- Problem to work on
Say how many lines hold the string "Somonihonsis", and nothing more.

- Provided entries

▬▬▬▬▬▬▬▬▬▬

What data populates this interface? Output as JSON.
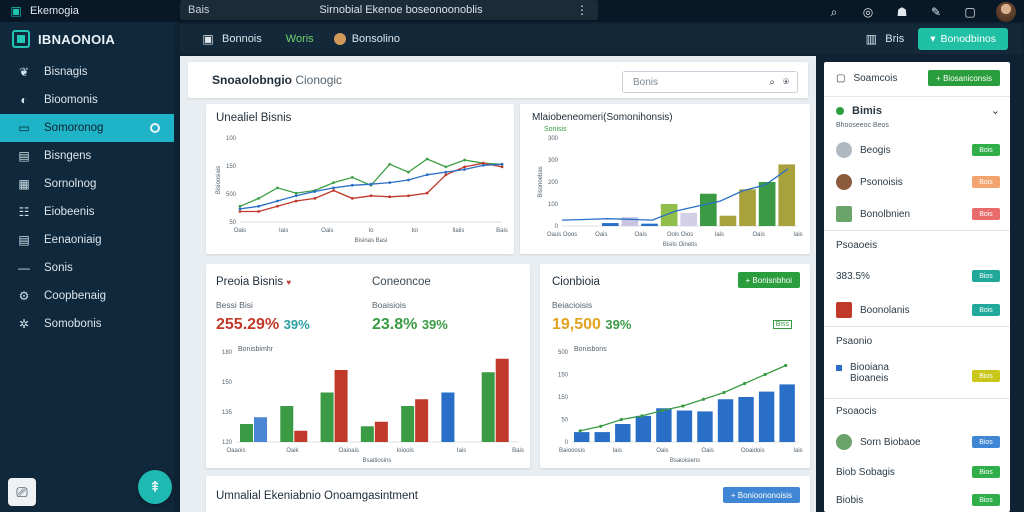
{
  "topbar": {
    "app_name": "Ekemogia",
    "tab_label": "Bais",
    "window_title": "Sirnobial Ekenoe boseonoonoblis",
    "icons": [
      "search-icon",
      "help-icon",
      "user-icon",
      "add-icon",
      "maximize-icon"
    ]
  },
  "sidebar": {
    "brand": "IBNAONOIA",
    "items": [
      {
        "label": "Bisnagis",
        "icon": "leaf-icon"
      },
      {
        "label": "Bioomonis",
        "icon": "drop-icon"
      },
      {
        "label": "Somoronog",
        "icon": "monitor-icon",
        "active": true
      },
      {
        "label": "Bisngens",
        "icon": "doc-icon"
      },
      {
        "label": "Sornolnog",
        "icon": "chart-icon"
      },
      {
        "label": "Eiobeenis",
        "icon": "people-icon"
      },
      {
        "label": "Eenaoniaig",
        "icon": "doc-icon"
      },
      {
        "label": "Sonis",
        "icon": "dash-icon"
      },
      {
        "label": "Coopbenaig",
        "icon": "gear-icon"
      },
      {
        "label": "Somobonis",
        "icon": "cog-icon"
      }
    ]
  },
  "mainhead": {
    "item1": "Bonnois",
    "item2": "Woris",
    "item3": "Bonsolino",
    "right_label": "Bris",
    "cta": "Bonodbinos"
  },
  "search_card": {
    "title": "Snoaolobngio",
    "title_suffix": "Cionogic",
    "search_placeholder": "Bonis"
  },
  "card1": {
    "title": "Unealiel Bisnis",
    "yticks": [
      "100",
      "150",
      "500",
      "50"
    ],
    "xticks": [
      "Oais",
      "Iais",
      "Oais",
      "Io",
      "Ioi",
      "Ilaiis",
      "Bais"
    ],
    "xlabel": "Bisinas Basi",
    "ylabel": "Bisioosiais"
  },
  "card2": {
    "title": "Mlaiobeneomeri(Somonihonsis)",
    "subtitle": "Sonisis",
    "yticks": [
      "300",
      "300",
      "200",
      "100",
      "0"
    ],
    "xticks": [
      "Oaus Ooos",
      "Oais",
      "Oais",
      "Ools Oios",
      "Iais",
      "Oais",
      "Iais"
    ],
    "xlabel": "Bisils Oinetis",
    "ylabel": "Bisonoebas"
  },
  "card3": {
    "title": "Preoia Bisnis",
    "title_right": "Coneoncoe",
    "kpi_left_label": "Bessi Bisi",
    "kpi_left_value": "255.29%",
    "kpi_left_pct": "39%",
    "kpi_right_label": "Boaisiois",
    "kpi_right_value": "23.8%",
    "kpi_right_pct": "39%",
    "chart_label": "Bonisbimhr",
    "yticks": [
      "180",
      "150",
      "135",
      "120"
    ],
    "xticks": [
      "Oaaois",
      "Oaik",
      "Oaioais",
      "Ioioois",
      "Iais",
      "Bais"
    ],
    "xlabel": "Bsaitiosins"
  },
  "card4": {
    "title": "Cionbioia",
    "button": "Bonisnbhoi",
    "kpi_label": "Beiacioisis",
    "kpi_value": "19,500",
    "kpi_pct": "39%",
    "kpi_badge": "Biss",
    "chart_label": "Bonisbons",
    "yticks": [
      "500",
      "150",
      "150",
      "50",
      "0"
    ],
    "xticks": [
      "Baiooosis",
      "Iais",
      "Oais",
      "Oais",
      "Ooaidois",
      "Iais"
    ],
    "xlabel": "Bsaioisiens"
  },
  "card5": {
    "title": "Umnalial Ekeniabnio Onoamgasintment",
    "button": "Bonioononoisis"
  },
  "rightpanel": {
    "search_label": "Soamcois",
    "button": "Biosaniconsis",
    "section1": "Bimis",
    "section1_sub": "Bhooseeoc Beos",
    "rows": [
      {
        "label": "Beogis",
        "badge": "Bois",
        "color": "#2fae4a"
      },
      {
        "label": "Psonoisis",
        "badge": "Bois",
        "color": "#f2a36e"
      },
      {
        "label": "Bonolbnien",
        "badge": "Bois",
        "color": "#e86a6a"
      }
    ],
    "section2": "Psoaoeis",
    "rows2": [
      {
        "label": "383.5%",
        "badge": "Bios",
        "color": "#20a99a"
      },
      {
        "label": "Boonolanis",
        "badge": "Bois",
        "color": "#20a99a"
      }
    ],
    "section3": "Psaonio",
    "rows3": [
      {
        "label": "Biooiana",
        "sub": "Bioaneis",
        "badge": "Bios",
        "color": "#c9c71a"
      }
    ],
    "section4": "Psoaocis",
    "rows4": [
      {
        "label": "Sorn Biobaoe",
        "badge": "Bios",
        "color": "#3f86d4"
      },
      {
        "label": "Biob Sobagis",
        "badge": "Bios",
        "color": "#2fae4a"
      },
      {
        "label": "Biobis",
        "badge": "Bios",
        "color": "#2fae4a"
      }
    ]
  },
  "colors": {
    "accent": "#1eb3c6",
    "green": "#2a9d3c",
    "red": "#c0392b",
    "blue": "#2a6fc7",
    "olive": "#a7a737"
  },
  "chart_data": [
    {
      "type": "line",
      "title": "Unealiel Bisnis",
      "x": [
        1,
        2,
        3,
        4,
        5,
        6,
        7,
        8,
        9,
        10,
        11,
        12,
        13,
        14,
        15
      ],
      "series": [
        {
          "values": [
            30,
            45,
            65,
            55,
            60,
            75,
            85,
            70,
            110,
            95,
            120,
            105,
            118,
            112,
            110
          ],
          "color": "#3da046"
        },
        {
          "values": [
            20,
            20,
            30,
            40,
            45,
            60,
            45,
            50,
            48,
            50,
            55,
            90,
            105,
            112,
            105
          ],
          "color": "#c0392b"
        },
        {
          "values": [
            25,
            30,
            40,
            50,
            58,
            65,
            70,
            72,
            75,
            80,
            90,
            95,
            100,
            108,
            110
          ],
          "color": "#2a6fc7"
        }
      ],
      "ylim": [
        0,
        160
      ]
    },
    {
      "type": "bar",
      "title": "Mlaiobeneomeri(Somonihonsis)",
      "bars": [
        {
          "v": 10,
          "c": "#2a6fc7"
        },
        {
          "v": 30,
          "c": "#c9c4e2"
        },
        {
          "v": 8,
          "c": "#2a6fc7"
        },
        {
          "v": 75,
          "c": "#8fbf4a"
        },
        {
          "v": 45,
          "c": "#d3cfe8"
        },
        {
          "v": 110,
          "c": "#3a9b44"
        },
        {
          "v": 35,
          "c": "#a9a23c"
        },
        {
          "v": 125,
          "c": "#a9a23c"
        },
        {
          "v": 150,
          "c": "#3a9b44"
        },
        {
          "v": 210,
          "c": "#a9a23c"
        }
      ],
      "line": [
        20,
        22,
        25,
        23,
        20,
        50,
        68,
        85,
        120,
        140,
        195
      ],
      "ylim": [
        0,
        300
      ]
    },
    {
      "type": "bar",
      "title": "Preoia Bisnis",
      "groups": [
        {
          "values": [
            40,
            55
          ],
          "colors": [
            "#3a9b44",
            "#4a86d4"
          ]
        },
        {
          "values": [
            80,
            25
          ],
          "colors": [
            "#3a9b44",
            "#c0392b"
          ]
        },
        {
          "values": [
            110,
            160
          ],
          "colors": [
            "#3a9b44",
            "#c0392b"
          ]
        },
        {
          "values": [
            35,
            45
          ],
          "colors": [
            "#3a9b44",
            "#c0392b"
          ]
        },
        {
          "values": [
            80,
            95
          ],
          "colors": [
            "#3a9b44",
            "#c0392b"
          ]
        },
        {
          "values": [
            110,
            0
          ],
          "colors": [
            "#2a6fc7",
            "#2a6fc7"
          ]
        },
        {
          "values": [
            155,
            185
          ],
          "colors": [
            "#3a9b44",
            "#c0392b"
          ]
        }
      ],
      "ylim": [
        0,
        200
      ]
    },
    {
      "type": "bar",
      "title": "Cionbioia",
      "bars": [
        22,
        22,
        40,
        58,
        75,
        70,
        68,
        95,
        100,
        112,
        128
      ],
      "line": [
        25,
        35,
        50,
        58,
        70,
        80,
        95,
        110,
        130,
        150,
        170
      ],
      "ylim": [
        0,
        200
      ]
    }
  ]
}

▬▬▬▬▬▬▬▬▬▬

- Completed exercise
2